* _DATASET ENTRIES_
——————————
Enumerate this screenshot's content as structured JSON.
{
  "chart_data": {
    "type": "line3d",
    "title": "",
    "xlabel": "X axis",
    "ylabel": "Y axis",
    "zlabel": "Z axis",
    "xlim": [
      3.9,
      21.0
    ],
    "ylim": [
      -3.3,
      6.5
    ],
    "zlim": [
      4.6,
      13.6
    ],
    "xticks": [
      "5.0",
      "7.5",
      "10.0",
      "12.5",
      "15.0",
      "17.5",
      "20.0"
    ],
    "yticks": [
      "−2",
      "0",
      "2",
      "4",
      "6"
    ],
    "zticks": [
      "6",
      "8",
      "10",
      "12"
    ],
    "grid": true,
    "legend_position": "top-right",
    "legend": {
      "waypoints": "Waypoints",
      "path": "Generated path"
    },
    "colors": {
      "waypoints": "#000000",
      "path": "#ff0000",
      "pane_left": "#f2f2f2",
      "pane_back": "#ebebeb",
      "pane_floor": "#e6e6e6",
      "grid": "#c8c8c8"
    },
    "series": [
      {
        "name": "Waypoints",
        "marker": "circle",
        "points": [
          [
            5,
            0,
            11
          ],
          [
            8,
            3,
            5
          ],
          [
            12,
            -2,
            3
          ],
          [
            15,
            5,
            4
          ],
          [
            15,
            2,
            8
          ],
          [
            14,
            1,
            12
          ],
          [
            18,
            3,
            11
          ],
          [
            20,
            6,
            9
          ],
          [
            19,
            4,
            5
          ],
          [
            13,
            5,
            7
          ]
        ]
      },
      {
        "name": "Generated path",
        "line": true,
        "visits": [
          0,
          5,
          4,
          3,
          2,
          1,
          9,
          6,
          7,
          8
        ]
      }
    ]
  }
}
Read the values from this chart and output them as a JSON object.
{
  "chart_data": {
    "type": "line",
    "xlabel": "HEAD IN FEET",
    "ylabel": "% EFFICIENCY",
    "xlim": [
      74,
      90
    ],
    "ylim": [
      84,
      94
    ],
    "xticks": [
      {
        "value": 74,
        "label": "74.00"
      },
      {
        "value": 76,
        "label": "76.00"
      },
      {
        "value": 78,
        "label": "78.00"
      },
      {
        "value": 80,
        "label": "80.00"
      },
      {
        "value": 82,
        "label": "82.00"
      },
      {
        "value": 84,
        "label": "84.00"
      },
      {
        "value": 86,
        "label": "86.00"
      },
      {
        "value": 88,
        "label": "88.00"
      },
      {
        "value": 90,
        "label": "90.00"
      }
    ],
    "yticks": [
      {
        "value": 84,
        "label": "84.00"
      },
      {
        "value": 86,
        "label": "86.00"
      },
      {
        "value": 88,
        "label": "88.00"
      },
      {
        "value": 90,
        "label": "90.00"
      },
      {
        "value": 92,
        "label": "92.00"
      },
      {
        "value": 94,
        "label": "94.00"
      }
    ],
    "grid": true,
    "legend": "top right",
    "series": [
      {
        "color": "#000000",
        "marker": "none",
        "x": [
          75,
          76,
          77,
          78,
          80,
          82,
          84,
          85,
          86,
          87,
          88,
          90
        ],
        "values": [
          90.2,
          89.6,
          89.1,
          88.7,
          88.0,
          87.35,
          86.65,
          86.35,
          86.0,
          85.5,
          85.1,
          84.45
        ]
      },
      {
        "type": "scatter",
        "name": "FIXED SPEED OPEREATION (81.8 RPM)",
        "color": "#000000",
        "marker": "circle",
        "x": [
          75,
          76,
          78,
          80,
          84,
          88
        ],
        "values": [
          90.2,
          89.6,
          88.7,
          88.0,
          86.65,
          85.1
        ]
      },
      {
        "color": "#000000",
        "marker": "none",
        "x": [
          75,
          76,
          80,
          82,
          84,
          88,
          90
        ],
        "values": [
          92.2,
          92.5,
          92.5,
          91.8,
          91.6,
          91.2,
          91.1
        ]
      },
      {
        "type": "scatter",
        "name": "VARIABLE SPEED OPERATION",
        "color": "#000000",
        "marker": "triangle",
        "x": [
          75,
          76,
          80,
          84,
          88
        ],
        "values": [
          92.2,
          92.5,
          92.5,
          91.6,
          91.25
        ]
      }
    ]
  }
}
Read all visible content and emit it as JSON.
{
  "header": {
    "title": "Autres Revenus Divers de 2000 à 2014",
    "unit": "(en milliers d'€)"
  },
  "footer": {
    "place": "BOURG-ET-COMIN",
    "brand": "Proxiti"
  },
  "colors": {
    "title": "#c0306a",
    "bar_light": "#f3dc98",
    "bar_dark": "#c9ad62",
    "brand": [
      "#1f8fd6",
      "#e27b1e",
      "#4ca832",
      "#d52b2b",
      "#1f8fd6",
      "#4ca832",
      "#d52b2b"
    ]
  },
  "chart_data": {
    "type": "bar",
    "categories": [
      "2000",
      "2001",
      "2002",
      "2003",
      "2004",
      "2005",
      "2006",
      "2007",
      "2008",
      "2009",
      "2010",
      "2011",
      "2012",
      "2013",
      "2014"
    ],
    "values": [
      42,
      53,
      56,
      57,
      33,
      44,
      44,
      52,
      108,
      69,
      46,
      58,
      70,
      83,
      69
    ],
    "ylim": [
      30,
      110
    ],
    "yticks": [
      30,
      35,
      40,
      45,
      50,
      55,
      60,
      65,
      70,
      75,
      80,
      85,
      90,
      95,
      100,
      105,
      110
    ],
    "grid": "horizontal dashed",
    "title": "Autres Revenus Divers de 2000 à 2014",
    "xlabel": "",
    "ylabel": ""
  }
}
——————————
* _DIRECTIONS FOR THIS TASK_
Transcribe every line of the data, exactly as it stands.

* _RESULT OF THIS TASK_
Enumerate this screenshot's content as structured JSON.
{
  "chart_data": {
    "type": "line3d",
    "title": "",
    "xlabel": "X axis",
    "ylabel": "Y axis",
    "zlabel": "Z axis",
    "xlim": [
      3.9,
      21.0
    ],
    "ylim": [
      -3.3,
      6.5
    ],
    "zlim": [
      4.6,
      13.6
    ],
    "xticks": [
      "5.0",
      "7.5",
      "10.0",
      "12.5",
      "15.0",
      "17.5",
      "20.0"
    ],
    "yticks": [
      "−2",
      "0",
      "2",
      "4",
      "6"
    ],
    "zticks": [
      "6",
      "8",
      "10",
      "12"
    ],
    "grid": true,
    "legend_position": "top-right",
    "legend": {
      "waypoints": "Waypoints",
      "path": "Generated path"
    },
    "colors": {
      "waypoints": "#000000",
      "path": "#ff0000",
      "pane_left": "#f2f2f2",
      "pane_back": "#ebebeb",
      "pane_floor": "#e6e6e6",
      "grid": "#c8c8c8"
    },
    "series": [
      {
        "name": "Waypoints",
        "marker": "circle",
        "points": [
          [
            5,
            0,
            11
          ],
          [
            8,
            3,
            5
          ],
          [
            12,
            -2,
            3
          ],
          [
            15,
            5,
            4
          ],
          [
            15,
            2,
            8
          ],
          [
            14,
            1,
            12
          ],
          [
            18,
            3,
            11
          ],
          [
            20,
            6,
            9
          ],
          [
            19,
            4,
            5
          ],
          [
            13,
            5,
            7
          ]
        ]
      },
      {
        "name": "Generated path",
        "line": true,
        "visits": [
          0,
          5,
          4,
          3,
          2,
          1,
          9,
          6,
          7,
          8
        ]
      }
    ]
  }
}
Read the values from this chart and output them as a JSON object.
{
  "chart_data": {
    "type": "line",
    "xlabel": "HEAD IN FEET",
    "ylabel": "% EFFICIENCY",
    "xlim": [
      74,
      90
    ],
    "ylim": [
      84,
      94
    ],
    "xticks": [
      {
        "value": 74,
        "label": "74.00"
      },
      {
        "value": 76,
        "label": "76.00"
      },
      {
        "value": 78,
        "label": "78.00"
      },
      {
        "value": 80,
        "label": "80.00"
      },
      {
        "value": 82,
        "label": "82.00"
      },
      {
        "value": 84,
        "label": "84.00"
      },
      {
        "value": 86,
        "label": "86.00"
      },
      {
        "value": 88,
        "label": "88.00"
      },
      {
        "value": 90,
        "label": "90.00"
      }
    ],
    "yticks": [
      {
        "value": 84,
        "label": "84.00"
      },
      {
        "value": 86,
        "label": "86.00"
      },
      {
        "value": 88,
        "label": "88.00"
      },
      {
        "value": 90,
        "label": "90.00"
      },
      {
        "value": 92,
        "label": "92.00"
      },
      {
        "value": 94,
        "label": "94.00"
      }
    ],
    "grid": true,
    "legend": "top right",
    "series": [
      {
        "color": "#000000",
        "marker": "none",
        "x": [
          75,
          76,
          77,
          78,
          80,
          82,
          84,
          85,
          86,
          87,
          88,
          90
        ],
        "values": [
          90.2,
          89.6,
          89.1,
          88.7,
          88.0,
          87.35,
          86.65,
          86.35,
          86.0,
          85.5,
          85.1,
          84.45
        ]
      },
      {
        "type": "scatter",
        "name": "FIXED SPEED OPEREATION (81.8 RPM)",
        "color": "#000000",
        "marker": "circle",
        "x": [
          75,
          76,
          78,
          80,
          84,
          88
        ],
        "values": [
          90.2,
          89.6,
          88.7,
          88.0,
          86.65,
          85.1
        ]
      },
      {
        "color": "#000000",
        "marker": "none",
        "x": [
          75,
          76,
          80,
          82,
          84,
          88,
          90
        ],
        "values": [
          92.2,
          92.5,
          92.5,
          91.8,
          91.6,
          91.2,
          91.1
        ]
      },
      {
        "type": "scatter",
        "name": "VARIABLE SPEED OPERATION",
        "color": "#000000",
        "marker": "triangle",
        "x": [
          75,
          76,
          80,
          84,
          88
        ],
        "values": [
          92.2,
          92.5,
          92.5,
          91.6,
          91.25
        ]
      }
    ]
  }
}
Read all visible content and emit it as JSON.
{
  "header": {
    "title": "Autres Revenus Divers de 2000 à 2014",
    "unit": "(en milliers d'€)"
  },
  "footer": {
    "place": "BOURG-ET-COMIN",
    "brand": "Proxiti"
  },
  "colors": {
    "title": "#c0306a",
    "bar_light": "#f3dc98",
    "bar_dark": "#c9ad62",
    "brand": [
      "#1f8fd6",
      "#e27b1e",
      "#4ca832",
      "#d52b2b",
      "#1f8fd6",
      "#4ca832",
      "#d52b2b"
    ]
  },
  "chart_data": {
    "type": "bar",
    "categories": [
      "2000",
      "2001",
      "2002",
      "2003",
      "2004",
      "2005",
      "2006",
      "2007",
      "2008",
      "2009",
      "2010",
      "2011",
      "2012",
      "2013",
      "2014"
    ],
    "values": [
      42,
      53,
      56,
      57,
      33,
      44,
      44,
      52,
      108,
      69,
      46,
      58,
      70,
      83,
      69
    ],
    "ylim": [
      30,
      110
    ],
    "yticks": [
      30,
      35,
      40,
      45,
      50,
      55,
      60,
      65,
      70,
      75,
      80,
      85,
      90,
      95,
      100,
      105,
      110
    ],
    "grid": "horizontal dashed",
    "title": "Autres Revenus Divers de 2000 à 2014",
    "xlabel": "",
    "ylabel": ""
  }
}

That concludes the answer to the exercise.